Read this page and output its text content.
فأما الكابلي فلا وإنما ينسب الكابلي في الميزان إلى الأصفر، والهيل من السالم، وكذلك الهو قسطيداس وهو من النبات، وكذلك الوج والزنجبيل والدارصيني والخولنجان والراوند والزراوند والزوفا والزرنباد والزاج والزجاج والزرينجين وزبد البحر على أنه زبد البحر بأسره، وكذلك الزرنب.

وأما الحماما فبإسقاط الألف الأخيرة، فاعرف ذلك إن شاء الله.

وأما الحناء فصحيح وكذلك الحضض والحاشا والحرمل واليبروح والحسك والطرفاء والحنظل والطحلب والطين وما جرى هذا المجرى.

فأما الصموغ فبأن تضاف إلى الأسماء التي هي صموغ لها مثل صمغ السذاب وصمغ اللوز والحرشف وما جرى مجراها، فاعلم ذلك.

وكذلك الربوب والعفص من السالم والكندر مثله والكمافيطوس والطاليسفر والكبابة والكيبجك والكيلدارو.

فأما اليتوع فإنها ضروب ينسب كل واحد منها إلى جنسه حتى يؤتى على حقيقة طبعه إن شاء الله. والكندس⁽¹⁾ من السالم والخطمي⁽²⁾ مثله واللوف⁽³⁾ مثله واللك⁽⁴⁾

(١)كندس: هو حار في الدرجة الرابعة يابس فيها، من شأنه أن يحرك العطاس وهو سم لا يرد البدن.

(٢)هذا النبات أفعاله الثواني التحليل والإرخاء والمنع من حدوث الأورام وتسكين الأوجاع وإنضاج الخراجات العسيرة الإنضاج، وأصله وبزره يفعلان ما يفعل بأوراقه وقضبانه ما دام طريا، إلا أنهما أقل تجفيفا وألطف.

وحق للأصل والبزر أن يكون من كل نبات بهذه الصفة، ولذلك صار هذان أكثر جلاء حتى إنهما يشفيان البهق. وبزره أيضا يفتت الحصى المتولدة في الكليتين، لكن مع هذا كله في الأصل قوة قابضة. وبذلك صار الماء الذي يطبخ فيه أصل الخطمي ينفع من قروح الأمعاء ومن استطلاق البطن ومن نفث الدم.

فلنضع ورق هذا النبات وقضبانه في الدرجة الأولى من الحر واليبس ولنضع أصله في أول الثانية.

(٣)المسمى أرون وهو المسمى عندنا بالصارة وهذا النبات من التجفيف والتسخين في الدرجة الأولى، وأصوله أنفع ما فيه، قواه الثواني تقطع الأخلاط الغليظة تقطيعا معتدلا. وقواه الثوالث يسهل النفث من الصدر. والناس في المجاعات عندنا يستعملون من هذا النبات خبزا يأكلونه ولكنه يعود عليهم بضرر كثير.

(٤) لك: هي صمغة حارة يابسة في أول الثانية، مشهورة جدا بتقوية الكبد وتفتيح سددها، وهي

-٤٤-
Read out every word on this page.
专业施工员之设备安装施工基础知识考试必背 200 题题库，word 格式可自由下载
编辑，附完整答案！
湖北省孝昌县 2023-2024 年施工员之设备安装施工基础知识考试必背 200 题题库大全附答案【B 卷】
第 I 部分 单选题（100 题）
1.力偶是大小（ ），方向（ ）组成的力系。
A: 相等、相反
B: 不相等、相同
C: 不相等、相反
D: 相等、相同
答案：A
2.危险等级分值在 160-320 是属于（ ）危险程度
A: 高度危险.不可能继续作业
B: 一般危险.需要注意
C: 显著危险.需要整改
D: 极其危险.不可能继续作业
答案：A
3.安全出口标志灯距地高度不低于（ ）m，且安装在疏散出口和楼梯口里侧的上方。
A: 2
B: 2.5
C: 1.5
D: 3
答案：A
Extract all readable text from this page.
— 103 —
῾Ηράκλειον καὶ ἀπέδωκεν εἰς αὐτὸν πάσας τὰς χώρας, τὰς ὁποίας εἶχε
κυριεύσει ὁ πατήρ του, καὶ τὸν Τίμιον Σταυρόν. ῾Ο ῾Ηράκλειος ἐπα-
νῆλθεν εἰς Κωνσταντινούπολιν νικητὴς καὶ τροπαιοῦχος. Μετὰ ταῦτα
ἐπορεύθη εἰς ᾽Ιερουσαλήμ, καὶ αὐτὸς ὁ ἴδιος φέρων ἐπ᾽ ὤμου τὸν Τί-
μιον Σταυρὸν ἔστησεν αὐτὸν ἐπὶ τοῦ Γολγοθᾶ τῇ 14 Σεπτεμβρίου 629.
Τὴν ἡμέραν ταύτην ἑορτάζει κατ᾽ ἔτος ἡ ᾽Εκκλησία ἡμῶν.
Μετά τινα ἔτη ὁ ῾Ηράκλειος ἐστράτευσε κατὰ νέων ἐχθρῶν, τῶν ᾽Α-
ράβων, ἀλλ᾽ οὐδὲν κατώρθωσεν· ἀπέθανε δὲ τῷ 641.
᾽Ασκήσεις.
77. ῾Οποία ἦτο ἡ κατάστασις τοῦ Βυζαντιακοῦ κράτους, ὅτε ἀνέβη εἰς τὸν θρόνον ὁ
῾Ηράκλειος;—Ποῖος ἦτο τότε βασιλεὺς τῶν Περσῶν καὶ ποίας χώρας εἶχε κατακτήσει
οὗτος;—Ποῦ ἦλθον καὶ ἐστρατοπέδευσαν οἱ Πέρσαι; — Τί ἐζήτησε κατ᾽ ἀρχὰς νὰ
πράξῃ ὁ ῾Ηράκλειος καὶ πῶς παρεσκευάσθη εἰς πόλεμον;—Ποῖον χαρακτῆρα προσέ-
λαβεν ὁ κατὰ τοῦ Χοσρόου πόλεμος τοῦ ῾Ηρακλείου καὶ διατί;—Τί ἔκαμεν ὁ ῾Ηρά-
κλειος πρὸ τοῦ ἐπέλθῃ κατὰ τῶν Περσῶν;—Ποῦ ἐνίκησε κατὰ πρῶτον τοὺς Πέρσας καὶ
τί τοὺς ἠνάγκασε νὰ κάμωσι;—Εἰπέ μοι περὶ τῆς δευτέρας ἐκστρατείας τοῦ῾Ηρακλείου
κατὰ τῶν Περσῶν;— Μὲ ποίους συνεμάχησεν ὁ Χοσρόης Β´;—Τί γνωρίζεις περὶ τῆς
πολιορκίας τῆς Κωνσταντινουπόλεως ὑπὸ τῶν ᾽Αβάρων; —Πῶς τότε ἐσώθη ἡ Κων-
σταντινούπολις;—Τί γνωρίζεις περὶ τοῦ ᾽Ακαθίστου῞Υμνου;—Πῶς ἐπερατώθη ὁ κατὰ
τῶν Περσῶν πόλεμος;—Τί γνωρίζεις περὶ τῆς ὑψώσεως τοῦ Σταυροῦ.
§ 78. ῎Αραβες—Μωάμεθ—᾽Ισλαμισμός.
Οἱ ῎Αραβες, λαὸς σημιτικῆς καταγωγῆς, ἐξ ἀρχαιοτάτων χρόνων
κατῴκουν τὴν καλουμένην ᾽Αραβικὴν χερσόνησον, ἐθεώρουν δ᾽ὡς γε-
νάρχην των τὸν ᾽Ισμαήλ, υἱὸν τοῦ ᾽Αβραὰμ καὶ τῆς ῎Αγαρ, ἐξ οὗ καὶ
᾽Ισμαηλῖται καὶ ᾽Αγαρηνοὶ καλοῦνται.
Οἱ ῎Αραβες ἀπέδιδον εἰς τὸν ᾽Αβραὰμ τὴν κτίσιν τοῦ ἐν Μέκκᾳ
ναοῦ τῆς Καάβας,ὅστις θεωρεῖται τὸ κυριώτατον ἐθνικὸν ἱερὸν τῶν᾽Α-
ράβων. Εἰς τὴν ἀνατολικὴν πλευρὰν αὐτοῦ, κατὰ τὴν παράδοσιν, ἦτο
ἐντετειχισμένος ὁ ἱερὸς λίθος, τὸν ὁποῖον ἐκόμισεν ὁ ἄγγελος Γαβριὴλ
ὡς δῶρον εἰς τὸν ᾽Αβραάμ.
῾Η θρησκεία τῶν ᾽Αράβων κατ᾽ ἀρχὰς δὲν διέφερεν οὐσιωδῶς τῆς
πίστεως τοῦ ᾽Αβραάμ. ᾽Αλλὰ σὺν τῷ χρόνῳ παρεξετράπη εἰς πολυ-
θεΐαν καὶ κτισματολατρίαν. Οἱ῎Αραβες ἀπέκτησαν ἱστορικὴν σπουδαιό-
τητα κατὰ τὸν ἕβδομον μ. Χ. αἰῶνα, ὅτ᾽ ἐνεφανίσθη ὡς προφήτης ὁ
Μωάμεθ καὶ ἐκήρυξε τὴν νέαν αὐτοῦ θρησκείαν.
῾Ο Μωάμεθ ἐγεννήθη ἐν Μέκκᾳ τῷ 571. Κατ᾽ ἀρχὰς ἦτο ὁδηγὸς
┄┄┄┄┄┄
◆ **To do**
Provide only the number of lines in the entries that hold the word "text".

◆ **The answer**
2